> **What to produce**: Lines containing "Tenerife" are to be counted. Give the number and nothing more.

> **Listed entries**:
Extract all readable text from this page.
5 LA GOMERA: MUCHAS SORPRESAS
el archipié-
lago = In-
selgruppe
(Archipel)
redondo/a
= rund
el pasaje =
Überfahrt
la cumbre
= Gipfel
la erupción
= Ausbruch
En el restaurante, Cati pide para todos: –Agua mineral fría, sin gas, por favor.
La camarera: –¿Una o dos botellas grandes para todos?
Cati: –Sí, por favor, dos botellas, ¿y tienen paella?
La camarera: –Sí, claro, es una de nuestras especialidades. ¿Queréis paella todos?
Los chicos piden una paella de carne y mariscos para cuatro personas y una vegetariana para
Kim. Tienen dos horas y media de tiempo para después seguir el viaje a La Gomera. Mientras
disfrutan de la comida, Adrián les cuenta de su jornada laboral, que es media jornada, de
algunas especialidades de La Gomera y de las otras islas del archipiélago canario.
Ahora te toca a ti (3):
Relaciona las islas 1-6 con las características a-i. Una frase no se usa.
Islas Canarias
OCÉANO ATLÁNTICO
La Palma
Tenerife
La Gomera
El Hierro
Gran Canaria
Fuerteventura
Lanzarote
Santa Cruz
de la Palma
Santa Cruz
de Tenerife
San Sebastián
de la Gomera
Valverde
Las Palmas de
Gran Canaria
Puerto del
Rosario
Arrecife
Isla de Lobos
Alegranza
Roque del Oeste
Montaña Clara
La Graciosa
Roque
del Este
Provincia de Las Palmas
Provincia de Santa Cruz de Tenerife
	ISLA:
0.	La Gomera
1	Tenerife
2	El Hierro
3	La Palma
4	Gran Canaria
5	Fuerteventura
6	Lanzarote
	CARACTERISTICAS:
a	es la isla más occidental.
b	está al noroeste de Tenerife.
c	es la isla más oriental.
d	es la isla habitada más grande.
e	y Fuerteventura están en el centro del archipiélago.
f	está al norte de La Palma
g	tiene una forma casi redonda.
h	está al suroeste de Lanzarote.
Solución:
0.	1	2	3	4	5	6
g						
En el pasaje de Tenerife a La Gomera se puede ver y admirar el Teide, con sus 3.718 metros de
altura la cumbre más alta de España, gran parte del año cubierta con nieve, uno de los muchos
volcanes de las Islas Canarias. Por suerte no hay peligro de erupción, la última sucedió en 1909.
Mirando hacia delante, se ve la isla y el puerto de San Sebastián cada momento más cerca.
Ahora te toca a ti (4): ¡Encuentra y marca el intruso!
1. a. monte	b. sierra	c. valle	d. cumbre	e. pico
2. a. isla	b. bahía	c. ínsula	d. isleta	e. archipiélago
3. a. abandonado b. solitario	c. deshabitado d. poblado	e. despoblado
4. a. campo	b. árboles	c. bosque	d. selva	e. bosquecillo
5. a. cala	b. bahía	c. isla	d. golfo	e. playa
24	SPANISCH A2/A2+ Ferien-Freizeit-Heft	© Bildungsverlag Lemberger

> **Solution**: 6